> _Written exercise_: Every record should be repeated exactly, except that pictures are left out.

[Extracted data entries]
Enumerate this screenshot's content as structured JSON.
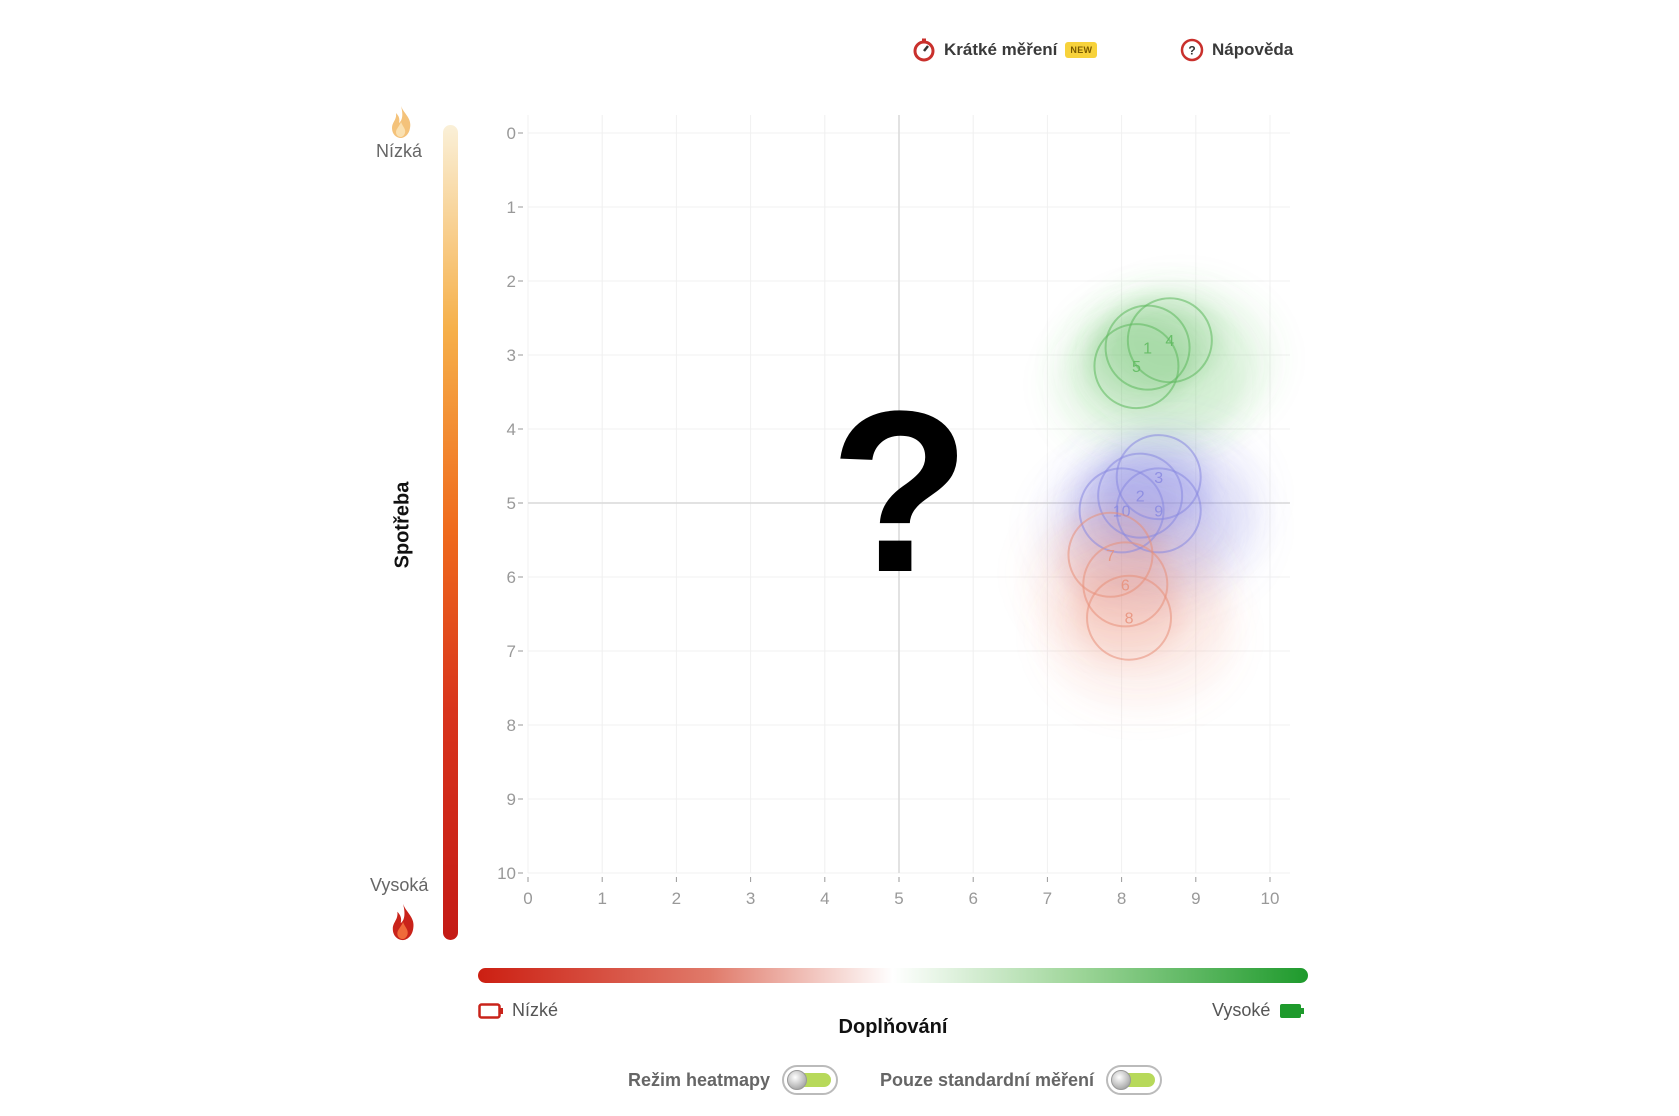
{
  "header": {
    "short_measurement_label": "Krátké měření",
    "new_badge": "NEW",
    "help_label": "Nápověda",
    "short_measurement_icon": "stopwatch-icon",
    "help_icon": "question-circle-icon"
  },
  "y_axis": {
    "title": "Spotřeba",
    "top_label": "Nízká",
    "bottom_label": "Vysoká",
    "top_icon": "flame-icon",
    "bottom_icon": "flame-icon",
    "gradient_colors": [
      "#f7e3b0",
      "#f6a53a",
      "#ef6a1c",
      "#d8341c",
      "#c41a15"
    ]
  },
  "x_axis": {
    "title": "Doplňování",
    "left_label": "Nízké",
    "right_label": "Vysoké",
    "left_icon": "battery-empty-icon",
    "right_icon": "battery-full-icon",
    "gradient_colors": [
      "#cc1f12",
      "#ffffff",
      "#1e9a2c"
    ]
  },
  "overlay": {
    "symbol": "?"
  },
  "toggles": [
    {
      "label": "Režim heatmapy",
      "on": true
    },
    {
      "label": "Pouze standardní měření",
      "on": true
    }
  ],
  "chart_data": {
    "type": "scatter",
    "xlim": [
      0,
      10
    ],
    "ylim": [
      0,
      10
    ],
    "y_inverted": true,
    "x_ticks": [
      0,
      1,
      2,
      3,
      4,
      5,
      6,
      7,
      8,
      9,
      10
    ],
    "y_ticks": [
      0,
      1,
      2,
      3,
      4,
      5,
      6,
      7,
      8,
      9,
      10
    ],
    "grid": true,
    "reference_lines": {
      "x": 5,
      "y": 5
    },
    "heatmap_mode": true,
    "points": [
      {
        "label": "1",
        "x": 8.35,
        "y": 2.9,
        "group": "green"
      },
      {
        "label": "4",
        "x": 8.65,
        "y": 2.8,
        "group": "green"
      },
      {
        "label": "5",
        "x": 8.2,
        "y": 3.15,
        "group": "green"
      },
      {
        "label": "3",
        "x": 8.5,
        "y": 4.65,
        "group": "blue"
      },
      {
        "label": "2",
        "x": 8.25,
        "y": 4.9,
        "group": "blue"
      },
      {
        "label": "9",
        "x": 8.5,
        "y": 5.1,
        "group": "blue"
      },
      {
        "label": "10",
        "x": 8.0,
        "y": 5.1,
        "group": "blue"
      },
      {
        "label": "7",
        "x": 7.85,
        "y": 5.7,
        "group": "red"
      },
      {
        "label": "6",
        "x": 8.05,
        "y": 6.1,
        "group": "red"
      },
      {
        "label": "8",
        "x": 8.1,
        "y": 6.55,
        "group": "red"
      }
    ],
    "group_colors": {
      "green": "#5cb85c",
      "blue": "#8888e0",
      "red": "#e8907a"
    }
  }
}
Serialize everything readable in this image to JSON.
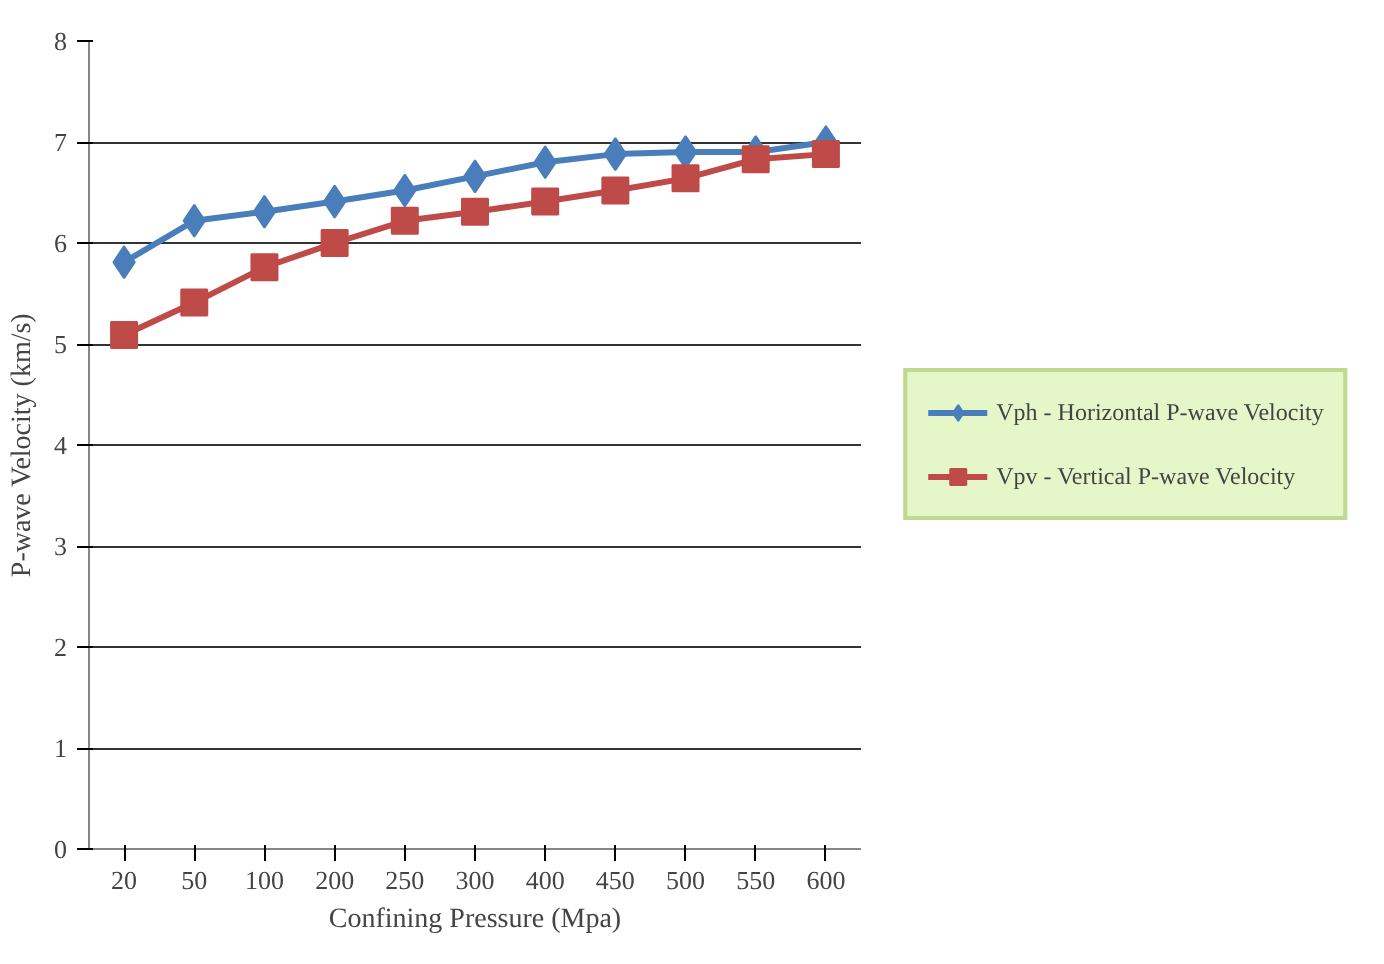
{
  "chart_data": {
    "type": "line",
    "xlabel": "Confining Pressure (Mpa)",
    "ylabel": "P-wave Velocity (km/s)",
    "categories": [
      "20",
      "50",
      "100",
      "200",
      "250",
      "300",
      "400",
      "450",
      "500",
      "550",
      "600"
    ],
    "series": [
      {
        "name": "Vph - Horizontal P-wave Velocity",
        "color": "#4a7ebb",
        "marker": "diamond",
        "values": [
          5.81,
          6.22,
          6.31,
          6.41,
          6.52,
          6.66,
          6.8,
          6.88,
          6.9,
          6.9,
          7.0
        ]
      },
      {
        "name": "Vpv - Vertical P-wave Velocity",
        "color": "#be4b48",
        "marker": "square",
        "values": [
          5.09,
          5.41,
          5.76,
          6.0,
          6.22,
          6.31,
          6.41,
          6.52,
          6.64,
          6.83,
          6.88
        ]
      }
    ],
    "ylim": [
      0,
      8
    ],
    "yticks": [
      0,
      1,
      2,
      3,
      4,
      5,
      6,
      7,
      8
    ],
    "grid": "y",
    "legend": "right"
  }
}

> _Result of this task_:
Enumerate this screenshot's content as structured JSON.
{
  "header": {
    "short_measurement_label": "Krátké měření",
    "new_badge": "NEW",
    "help_label": "Nápověda",
    "short_measurement_icon": "stopwatch-icon",
    "help_icon": "question-circle-icon"
  },
  "y_axis": {
    "title": "Spotřeba",
    "top_label": "Nízká",
    "bottom_label": "Vysoká",
    "top_icon": "flame-icon",
    "bottom_icon": "flame-icon",
    "gradient_colors": [
      "#f7e3b0",
      "#f6a53a",
      "#ef6a1c",
      "#d8341c",
      "#c41a15"
    ]
  },
  "x_axis": {
    "title": "Doplňování",
    "left_label": "Nízké",
    "right_label": "Vysoké",
    "left_icon": "battery-empty-icon",
    "right_icon": "battery-full-icon",
    "gradient_colors": [
      "#cc1f12",
      "#ffffff",
      "#1e9a2c"
    ]
  },
  "overlay": {
    "symbol": "?"
  },
  "toggles": [
    {
      "label": "Režim heatmapy",
      "on": true
    },
    {
      "label": "Pouze standardní měření",
      "on": true
    }
  ],
  "chart_data": {
    "type": "scatter",
    "xlim": [
      0,
      10
    ],
    "ylim": [
      0,
      10
    ],
    "y_inverted": true,
    "x_ticks": [
      0,
      1,
      2,
      3,
      4,
      5,
      6,
      7,
      8,
      9,
      10
    ],
    "y_ticks": [
      0,
      1,
      2,
      3,
      4,
      5,
      6,
      7,
      8,
      9,
      10
    ],
    "grid": true,
    "reference_lines": {
      "x": 5,
      "y": 5
    },
    "heatmap_mode": true,
    "points": [
      {
        "label": "1",
        "x": 8.35,
        "y": 2.9,
        "group": "green"
      },
      {
        "label": "4",
        "x": 8.65,
        "y": 2.8,
        "group": "green"
      },
      {
        "label": "5",
        "x": 8.2,
        "y": 3.15,
        "group": "green"
      },
      {
        "label": "3",
        "x": 8.5,
        "y": 4.65,
        "group": "blue"
      },
      {
        "label": "2",
        "x": 8.25,
        "y": 4.9,
        "group": "blue"
      },
      {
        "label": "9",
        "x": 8.5,
        "y": 5.1,
        "group": "blue"
      },
      {
        "label": "10",
        "x": 8.0,
        "y": 5.1,
        "group": "blue"
      },
      {
        "label": "7",
        "x": 7.85,
        "y": 5.7,
        "group": "red"
      },
      {
        "label": "6",
        "x": 8.05,
        "y": 6.1,
        "group": "red"
      },
      {
        "label": "8",
        "x": 8.1,
        "y": 6.55,
        "group": "red"
      }
    ],
    "group_colors": {
      "green": "#5cb85c",
      "blue": "#8888e0",
      "red": "#e8907a"
    }
  }
}
Serialize everything readable in this image to JSON.
{
  "chart_data": {
    "type": "line",
    "xlabel": "Confining Pressure (Mpa)",
    "ylabel": "P-wave Velocity (km/s)",
    "categories": [
      "20",
      "50",
      "100",
      "200",
      "250",
      "300",
      "400",
      "450",
      "500",
      "550",
      "600"
    ],
    "series": [
      {
        "name": "Vph - Horizontal P-wave Velocity",
        "color": "#4a7ebb",
        "marker": "diamond",
        "values": [
          5.81,
          6.22,
          6.31,
          6.41,
          6.52,
          6.66,
          6.8,
          6.88,
          6.9,
          6.9,
          7.0
        ]
      },
      {
        "name": "Vpv - Vertical P-wave Velocity",
        "color": "#be4b48",
        "marker": "square",
        "values": [
          5.09,
          5.41,
          5.76,
          6.0,
          6.22,
          6.31,
          6.41,
          6.52,
          6.64,
          6.83,
          6.88
        ]
      }
    ],
    "ylim": [
      0,
      8
    ],
    "yticks": [
      0,
      1,
      2,
      3,
      4,
      5,
      6,
      7,
      8
    ],
    "grid": "y",
    "legend": "right"
  }
}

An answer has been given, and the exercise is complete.